▶ **DATA LINES**:
○ ○ ○ ○

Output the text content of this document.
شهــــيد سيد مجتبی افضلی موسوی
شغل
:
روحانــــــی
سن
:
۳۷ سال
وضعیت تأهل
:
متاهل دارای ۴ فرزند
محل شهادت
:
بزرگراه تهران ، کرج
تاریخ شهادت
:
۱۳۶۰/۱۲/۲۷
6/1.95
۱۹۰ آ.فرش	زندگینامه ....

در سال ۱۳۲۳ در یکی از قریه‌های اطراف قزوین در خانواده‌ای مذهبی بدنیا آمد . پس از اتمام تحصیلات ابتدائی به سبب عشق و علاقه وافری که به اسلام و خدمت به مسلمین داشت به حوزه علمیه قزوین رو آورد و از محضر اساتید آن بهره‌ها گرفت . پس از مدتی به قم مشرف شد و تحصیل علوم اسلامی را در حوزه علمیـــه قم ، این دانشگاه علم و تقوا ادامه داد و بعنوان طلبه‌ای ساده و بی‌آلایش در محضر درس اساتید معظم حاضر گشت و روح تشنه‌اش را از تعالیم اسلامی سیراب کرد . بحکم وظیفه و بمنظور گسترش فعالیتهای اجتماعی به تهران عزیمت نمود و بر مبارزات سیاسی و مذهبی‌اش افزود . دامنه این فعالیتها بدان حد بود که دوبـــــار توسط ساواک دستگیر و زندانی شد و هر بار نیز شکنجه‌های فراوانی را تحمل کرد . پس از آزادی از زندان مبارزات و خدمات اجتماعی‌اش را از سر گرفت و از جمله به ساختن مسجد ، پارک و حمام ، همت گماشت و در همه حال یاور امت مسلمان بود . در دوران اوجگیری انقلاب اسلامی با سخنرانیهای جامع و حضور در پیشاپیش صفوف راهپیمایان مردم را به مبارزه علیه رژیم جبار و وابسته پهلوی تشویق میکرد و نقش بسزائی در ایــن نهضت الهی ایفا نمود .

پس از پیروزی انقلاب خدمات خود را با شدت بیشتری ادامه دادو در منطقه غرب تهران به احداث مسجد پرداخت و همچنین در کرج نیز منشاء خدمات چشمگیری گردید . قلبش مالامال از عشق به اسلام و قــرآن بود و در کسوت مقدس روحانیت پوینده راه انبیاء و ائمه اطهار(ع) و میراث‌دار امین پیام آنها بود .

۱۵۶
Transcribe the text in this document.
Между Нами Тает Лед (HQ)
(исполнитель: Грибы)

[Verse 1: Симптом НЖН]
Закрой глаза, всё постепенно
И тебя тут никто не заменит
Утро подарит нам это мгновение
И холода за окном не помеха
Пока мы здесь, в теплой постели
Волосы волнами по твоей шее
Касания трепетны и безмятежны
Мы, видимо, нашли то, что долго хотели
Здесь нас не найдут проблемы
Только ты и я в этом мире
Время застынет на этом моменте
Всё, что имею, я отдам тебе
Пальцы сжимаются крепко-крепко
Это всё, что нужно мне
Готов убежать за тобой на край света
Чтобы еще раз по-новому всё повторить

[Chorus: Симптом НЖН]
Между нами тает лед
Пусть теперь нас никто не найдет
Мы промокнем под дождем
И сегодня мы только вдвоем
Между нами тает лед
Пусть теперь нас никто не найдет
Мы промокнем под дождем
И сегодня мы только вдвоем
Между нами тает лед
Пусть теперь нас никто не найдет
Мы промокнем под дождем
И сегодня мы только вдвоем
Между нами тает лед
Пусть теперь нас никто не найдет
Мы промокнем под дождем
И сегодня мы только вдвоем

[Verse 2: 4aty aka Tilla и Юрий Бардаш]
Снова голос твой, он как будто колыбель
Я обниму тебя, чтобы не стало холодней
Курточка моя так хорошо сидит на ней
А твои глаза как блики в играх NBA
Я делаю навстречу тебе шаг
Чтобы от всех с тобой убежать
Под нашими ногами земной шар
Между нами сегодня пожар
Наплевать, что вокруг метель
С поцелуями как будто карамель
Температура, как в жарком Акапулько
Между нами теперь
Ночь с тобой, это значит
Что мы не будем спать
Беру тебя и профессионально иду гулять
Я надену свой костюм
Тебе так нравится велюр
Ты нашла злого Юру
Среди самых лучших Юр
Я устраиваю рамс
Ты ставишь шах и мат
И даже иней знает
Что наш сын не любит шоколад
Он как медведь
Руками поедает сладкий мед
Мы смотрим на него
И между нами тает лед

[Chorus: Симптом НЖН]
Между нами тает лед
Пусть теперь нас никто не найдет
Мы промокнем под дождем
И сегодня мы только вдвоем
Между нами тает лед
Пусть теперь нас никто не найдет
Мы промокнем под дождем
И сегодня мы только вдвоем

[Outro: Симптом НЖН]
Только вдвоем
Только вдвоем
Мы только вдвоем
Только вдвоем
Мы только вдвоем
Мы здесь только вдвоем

○ ○ ○ ○

▶ **OBJECTIVE**: From the entries above, return each line with the word "مسجد" in it.

▶ **RESULT OF THE EXERCISE**:
در سال ۱۳۲۳ در یکی از قریه‌های اطراف قزوین در خانواده‌ای مذهبی بدنیا آمد . پس از اتمام تحصیلات ابتدائی به سبب عشق و علاقه وافری که به اسلام و خدمت به مسلمین داشت به حوزه علمیه قزوین رو آورد و از محضر اساتید آن بهره‌ها گرفت . پس از مدتی به قم مشرف شد و تحصیل علوم اسلامی را در حوزه علمیـــه قم ، این دانشگاه علم و تقوا ادامه داد و بعنوان طلبه‌ای ساده و بی‌آلایش در محضر درس اساتید معظم حاضر گشت و روح تشنه‌اش را از تعالیم اسلامی سیراب کرد . بحکم وظیفه و بمنظور گسترش فعالیتهای اجتماعی به تهران عزیمت نمود و بر مبارزات سیاسی و مذهبی‌اش افزود . دامنه این فعالیتها بدان حد بود که دوبـــــار توسط ساواک دستگیر و زندانی شد و هر بار نیز شکنجه‌های فراوانی را تحمل کرد . پس از آزادی از زندان مبارزات و خدمات اجتماعی‌اش را از سر گرفت و از جمله به ساختن مسجد ، پارک و حمام ، همت گماشت و در همه حال یاور امت مسلمان بود . در دوران اوجگیری انقلاب اسلامی با سخنرانیهای جامع و حضور در پیشاپیش صفوف راهپیمایان مردم را به مبارزه علیه رژیم جبار و وابسته پهلوی تشویق میکرد و نقش بسزائی در ایــن نهضت الهی ایفا نمود .
پس از پیروزی انقلاب خدمات خود را با شدت بیشتری ادامه دادو در منطقه غرب تهران به احداث مسجد پرداخت و همچنین در کرج نیز منشاء خدمات چشمگیری گردید . قلبش مالامال از عشق به اسلام و قــرآن بود و در کسوت مقدس روحانیت پوینده راه انبیاء و ائمه اطهار(ع) و میراث‌دار امین پیام آنها بود .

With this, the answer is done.